--- BEGIN Data shown ---

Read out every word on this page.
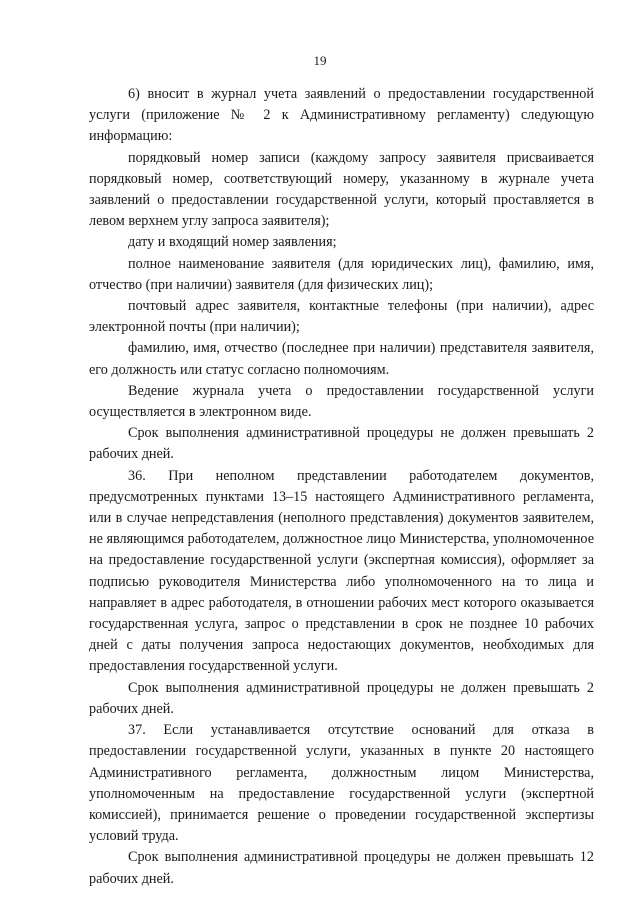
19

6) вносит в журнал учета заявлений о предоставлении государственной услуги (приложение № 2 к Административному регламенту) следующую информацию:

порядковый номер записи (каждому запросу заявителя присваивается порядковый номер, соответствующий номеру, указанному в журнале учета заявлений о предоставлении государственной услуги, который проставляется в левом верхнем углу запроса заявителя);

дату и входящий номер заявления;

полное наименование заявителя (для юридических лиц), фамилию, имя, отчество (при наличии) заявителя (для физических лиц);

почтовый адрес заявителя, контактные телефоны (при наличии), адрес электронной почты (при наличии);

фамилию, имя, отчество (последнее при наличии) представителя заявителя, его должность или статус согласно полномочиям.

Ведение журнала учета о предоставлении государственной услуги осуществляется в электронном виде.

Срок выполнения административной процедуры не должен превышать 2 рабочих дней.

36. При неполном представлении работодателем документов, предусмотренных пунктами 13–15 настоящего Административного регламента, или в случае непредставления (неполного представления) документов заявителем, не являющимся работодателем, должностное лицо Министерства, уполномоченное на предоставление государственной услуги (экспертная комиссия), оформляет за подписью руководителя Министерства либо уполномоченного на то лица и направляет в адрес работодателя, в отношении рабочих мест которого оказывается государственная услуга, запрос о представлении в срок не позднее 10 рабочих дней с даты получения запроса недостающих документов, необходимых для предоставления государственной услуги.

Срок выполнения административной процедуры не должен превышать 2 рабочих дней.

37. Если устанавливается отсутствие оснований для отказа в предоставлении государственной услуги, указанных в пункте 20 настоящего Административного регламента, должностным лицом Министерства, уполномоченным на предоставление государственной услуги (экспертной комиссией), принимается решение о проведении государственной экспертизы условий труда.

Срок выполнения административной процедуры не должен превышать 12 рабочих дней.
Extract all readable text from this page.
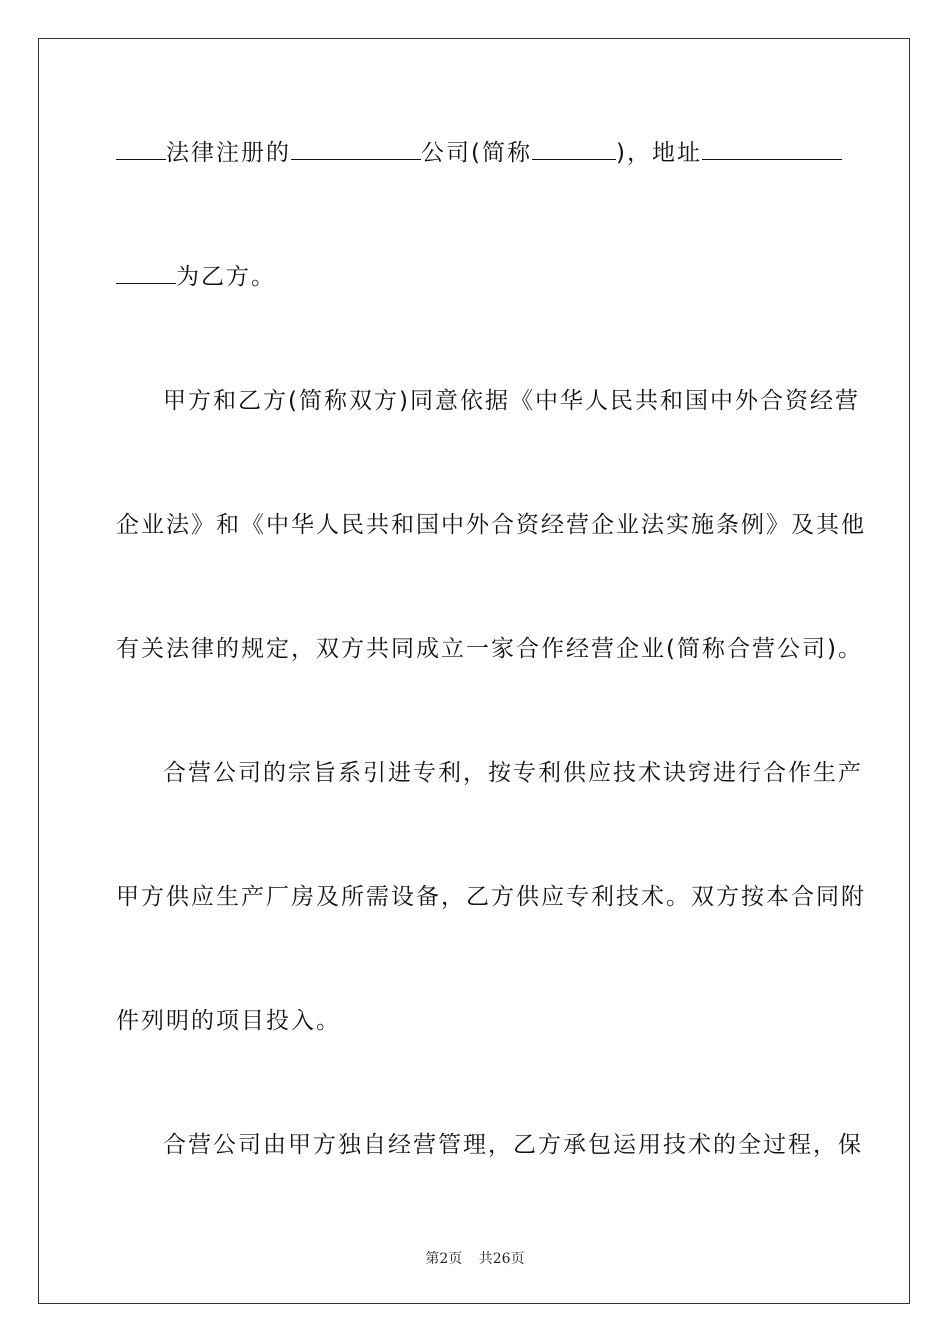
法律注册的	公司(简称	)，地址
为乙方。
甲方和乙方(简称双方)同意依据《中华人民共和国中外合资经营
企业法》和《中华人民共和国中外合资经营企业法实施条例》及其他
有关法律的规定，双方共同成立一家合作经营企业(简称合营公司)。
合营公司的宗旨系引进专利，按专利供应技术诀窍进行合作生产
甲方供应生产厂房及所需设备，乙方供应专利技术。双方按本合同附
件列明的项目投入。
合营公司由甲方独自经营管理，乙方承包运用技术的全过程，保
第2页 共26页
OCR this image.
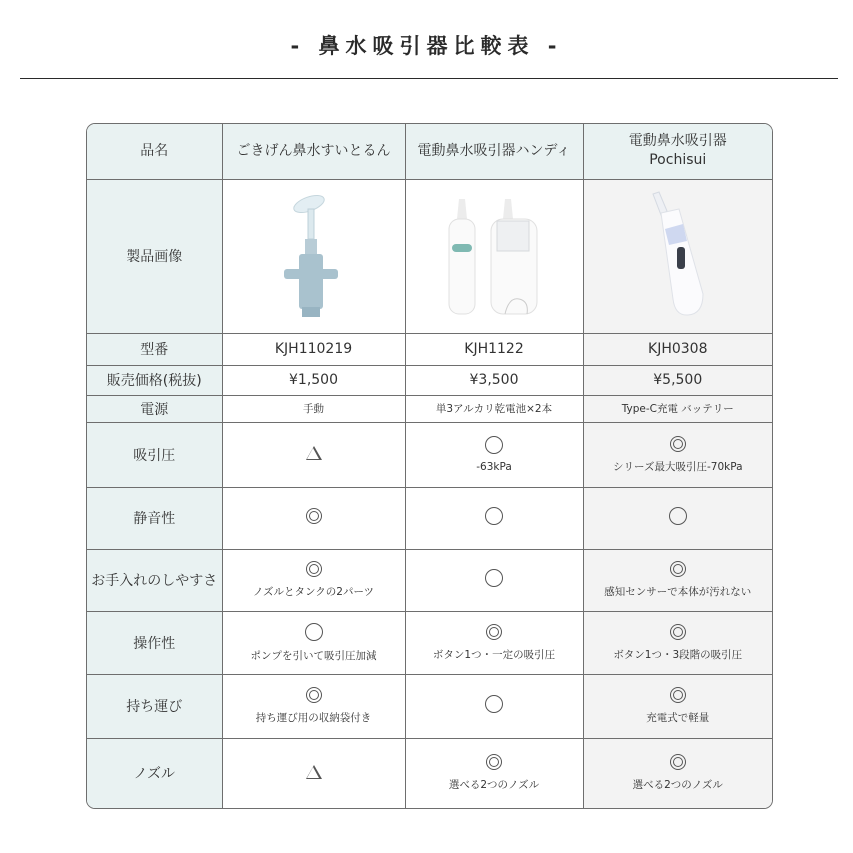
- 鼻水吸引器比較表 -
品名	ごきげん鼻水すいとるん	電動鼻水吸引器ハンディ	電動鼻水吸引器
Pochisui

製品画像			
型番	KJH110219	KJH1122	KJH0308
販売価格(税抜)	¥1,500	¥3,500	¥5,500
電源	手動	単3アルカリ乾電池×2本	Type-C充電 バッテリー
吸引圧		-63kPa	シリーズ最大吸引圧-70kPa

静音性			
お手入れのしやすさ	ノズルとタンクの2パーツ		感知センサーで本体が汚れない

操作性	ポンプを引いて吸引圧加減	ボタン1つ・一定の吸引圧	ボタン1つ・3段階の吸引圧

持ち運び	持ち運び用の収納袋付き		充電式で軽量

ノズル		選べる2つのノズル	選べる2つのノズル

--- END Data shown ---

What this task involves.
Where a line in the entries holds the word "page", copy that line.

Problem solution.
Read out every word on this page.
Extract all readable text from this page.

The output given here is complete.